E’ davvero così urgente? Ci aiuterà a risolvere la crisi economica? Migliorerà la velocità dei nostri interventi legislativi? O rappresenta invece un rischio per la democrazia? Se ne dibatte da tempo e da più parti. Per portare il nostro contributo, abbiamo chiesto al costituzionalista Ettore Palazzolo, collaboratore di Argo, un parere sulla riforma del Senato attualmente in discussione.
Certamente la riforma del Senato non rappresenta una delle priorità nell’attuale situazione di crisi economica, e neppure costituisce uno di
quei “compiti a casa” che a Bruxelles (e soprattutto a Berlino) considerano necessari per ottenere concessioni sulla flessibilità dei vincoli di bilancio.
Il superamento del bicameralismo perfetto è stata, tuttavia, una delle riforme costituzionali su cui – senza entrare nel merito delle varie soluzioni – c’è stato un consenso quasi unanime delle forze politiche e dell’opinione pubblica in generale e di cui si parla da più di trent’anni.
Renzi ne ha fatto uno dei suoi cavalli di battaglia, aggiungendovi la motivazione del risparmio che se ne ricaverebbe, un argomento che, in tempi di crisi della politica e di polemica anti-casta, trova un facile consenso, anche se la cifra indicata, un miliardo di euro, appare francamente eccessiva e verisimile solo in caso di abolizione secca del Senato.
Vorrei preliminarmente spendere qualche parola sull’enfatizzazione delle negatività del bicameralismo perfetto o paritario, considerato sinonimo di lentocrazia (l’enorme rallentamento dei processi decisionali pubblici, tipico dell’Italia) e che costituisce uno degli argomenti alla base di questa riforma.
Non dimentichiamo che vi sono ordinamenti, quale quello degli USA, in cui esiste un bicameralismo quasi perfetto che non può certo essere considerato un esempio di lentocrazia, ma c’è di più.

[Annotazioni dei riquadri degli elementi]
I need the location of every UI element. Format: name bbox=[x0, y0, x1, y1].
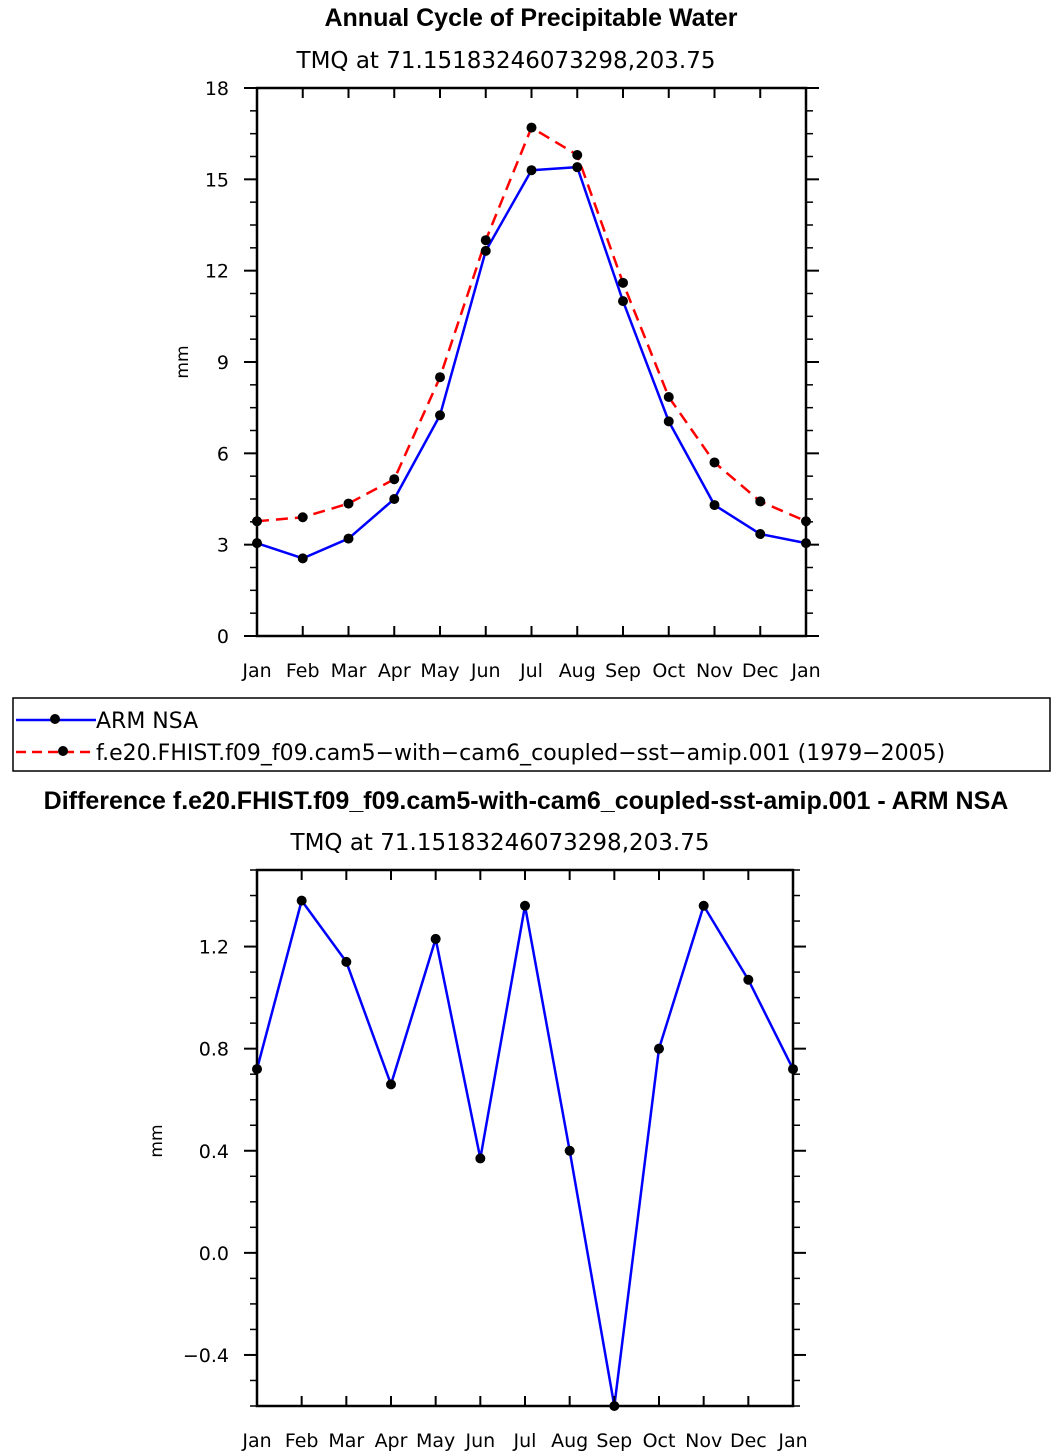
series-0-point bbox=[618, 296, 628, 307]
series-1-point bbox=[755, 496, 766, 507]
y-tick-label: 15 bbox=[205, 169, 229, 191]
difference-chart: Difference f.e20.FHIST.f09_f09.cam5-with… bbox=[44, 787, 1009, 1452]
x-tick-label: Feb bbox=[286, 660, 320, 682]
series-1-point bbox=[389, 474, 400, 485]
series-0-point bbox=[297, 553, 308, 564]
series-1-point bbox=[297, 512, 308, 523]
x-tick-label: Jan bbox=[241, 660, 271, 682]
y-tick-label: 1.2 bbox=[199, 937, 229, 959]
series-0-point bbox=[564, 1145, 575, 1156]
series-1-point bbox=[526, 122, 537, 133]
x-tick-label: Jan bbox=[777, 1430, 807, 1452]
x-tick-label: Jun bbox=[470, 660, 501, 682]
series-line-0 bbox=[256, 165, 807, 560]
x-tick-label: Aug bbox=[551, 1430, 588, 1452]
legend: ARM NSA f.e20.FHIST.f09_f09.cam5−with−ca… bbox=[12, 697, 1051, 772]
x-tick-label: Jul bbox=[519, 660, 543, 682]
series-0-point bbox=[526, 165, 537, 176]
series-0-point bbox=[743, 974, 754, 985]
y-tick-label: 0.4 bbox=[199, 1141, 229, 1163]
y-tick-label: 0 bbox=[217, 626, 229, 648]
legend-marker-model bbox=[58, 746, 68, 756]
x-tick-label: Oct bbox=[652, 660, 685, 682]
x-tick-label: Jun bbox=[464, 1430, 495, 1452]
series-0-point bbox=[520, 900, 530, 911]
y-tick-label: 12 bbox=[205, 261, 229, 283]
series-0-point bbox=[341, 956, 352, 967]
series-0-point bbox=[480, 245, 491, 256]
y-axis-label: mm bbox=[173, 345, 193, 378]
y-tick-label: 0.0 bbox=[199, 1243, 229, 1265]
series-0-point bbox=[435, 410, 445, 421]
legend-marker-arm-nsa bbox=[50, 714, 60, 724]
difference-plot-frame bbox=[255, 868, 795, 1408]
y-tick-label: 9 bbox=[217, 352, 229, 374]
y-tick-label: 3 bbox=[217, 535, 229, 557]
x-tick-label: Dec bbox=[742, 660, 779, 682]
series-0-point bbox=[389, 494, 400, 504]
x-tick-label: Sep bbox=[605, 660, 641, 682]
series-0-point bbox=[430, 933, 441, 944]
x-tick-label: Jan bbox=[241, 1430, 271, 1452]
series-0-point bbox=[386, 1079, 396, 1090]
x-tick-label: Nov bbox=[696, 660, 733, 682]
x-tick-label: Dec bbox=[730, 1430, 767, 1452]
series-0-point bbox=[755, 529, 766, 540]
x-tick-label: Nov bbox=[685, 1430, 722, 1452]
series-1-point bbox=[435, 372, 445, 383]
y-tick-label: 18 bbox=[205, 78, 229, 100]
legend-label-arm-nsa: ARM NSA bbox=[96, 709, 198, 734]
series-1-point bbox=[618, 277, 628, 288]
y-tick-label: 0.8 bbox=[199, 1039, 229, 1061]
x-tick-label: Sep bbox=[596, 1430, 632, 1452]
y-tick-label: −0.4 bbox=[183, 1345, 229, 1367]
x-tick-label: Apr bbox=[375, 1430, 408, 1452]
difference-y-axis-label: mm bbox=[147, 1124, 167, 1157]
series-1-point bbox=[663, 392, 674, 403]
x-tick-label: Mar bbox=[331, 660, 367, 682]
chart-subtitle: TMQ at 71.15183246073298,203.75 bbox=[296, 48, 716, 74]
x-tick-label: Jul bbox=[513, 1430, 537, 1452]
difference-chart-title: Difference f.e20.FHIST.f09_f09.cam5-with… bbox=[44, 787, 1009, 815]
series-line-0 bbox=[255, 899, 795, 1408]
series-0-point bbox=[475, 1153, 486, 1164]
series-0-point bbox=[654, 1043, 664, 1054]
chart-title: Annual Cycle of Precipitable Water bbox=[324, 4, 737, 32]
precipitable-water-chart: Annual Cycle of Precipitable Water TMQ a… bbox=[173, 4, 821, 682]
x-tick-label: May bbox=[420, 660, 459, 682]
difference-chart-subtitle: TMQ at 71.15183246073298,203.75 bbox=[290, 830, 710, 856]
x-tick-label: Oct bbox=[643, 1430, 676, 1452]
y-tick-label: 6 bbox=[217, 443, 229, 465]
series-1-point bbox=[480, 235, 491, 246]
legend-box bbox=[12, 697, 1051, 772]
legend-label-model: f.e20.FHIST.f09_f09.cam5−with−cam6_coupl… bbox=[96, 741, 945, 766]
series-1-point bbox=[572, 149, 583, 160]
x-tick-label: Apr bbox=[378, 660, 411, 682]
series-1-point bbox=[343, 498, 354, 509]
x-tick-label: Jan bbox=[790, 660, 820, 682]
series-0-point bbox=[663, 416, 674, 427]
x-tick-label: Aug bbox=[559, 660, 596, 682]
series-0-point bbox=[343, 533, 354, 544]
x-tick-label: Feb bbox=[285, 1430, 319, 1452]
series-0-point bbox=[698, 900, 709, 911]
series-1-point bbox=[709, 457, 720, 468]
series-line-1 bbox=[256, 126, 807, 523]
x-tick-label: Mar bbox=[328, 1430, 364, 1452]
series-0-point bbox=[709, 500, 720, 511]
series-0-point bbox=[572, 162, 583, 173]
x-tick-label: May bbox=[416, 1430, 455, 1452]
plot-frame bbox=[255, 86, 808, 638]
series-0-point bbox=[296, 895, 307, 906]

* [ESERCIZI]:
a) Traduci in inglese questa frase del testo sulla riforma del Senato: "Non dimentichiamo che vi sono ordinamenti, quale quello degli USA, in cui esiste un bicameralismo quasi perfetto che non può certo essere considerato un esempio di lentocrazia, ma c’è di più."
b) Riscrivi come tabella Markdown con le colonne "N." e "Riga" le righe delle annotazioni, a partire da quella che contiene "series-0-point bbox=[618, 296, 628, 307]" e fino a quella che contiene "series-line-0 bbox=[256, 165, 807, 560]", entrambe comprese. Tralascia le righe vuote.
Il testo e le righe non hanno alcun legame tra loro.

* [RISPOSTE AGLI ESERCIZI]:
a) Let us not forget that there are systems, such as that of the USA, in which an almost perfect bicameralism exists that certainly cannot be considered an example of lentocracy, but there is more.

b)
| N. | Riga |
|---|---|
| 1 | series-0-point bbox=[618, 296, 628, 307] |
| 2 | series-1-point bbox=[755, 496, 766, 507] |
| 3 | y-tick-label: 15 bbox=[205, 169, 229, 191] |
| 4 | difference-chart: Difference f.e20.FHIST.f09_f09.cam5-with… bbox=[44, 787, 1009, 1452] |
| 5 | x-tick-label: Feb bbox=[286, 660, 320, 682] |
| 6 | series-1-point bbox=[389, 474, 400, 485] |
| 7 | series-0-point bbox=[297, 553, 308, 564] |
| 8 | series-1-point bbox=[297, 512, 308, 523] |
| 9 | x-tick-label: Jan bbox=[241, 660, 271, 682] |
| 10 | y-tick-label: 1.2 bbox=[199, 937, 229, 959] |
| 11 | series-0-point bbox=[564, 1145, 575, 1156] |
| 12 | series-1-point bbox=[526, 122, 537, 133] |
| 13 | x-tick-label: Jan bbox=[777, 1430, 807, 1452] |
| 14 | x-tick-label: Jun bbox=[470, 660, 501, 682] |
| 15 | series-line-0 bbox=[256, 165, 807, 560] |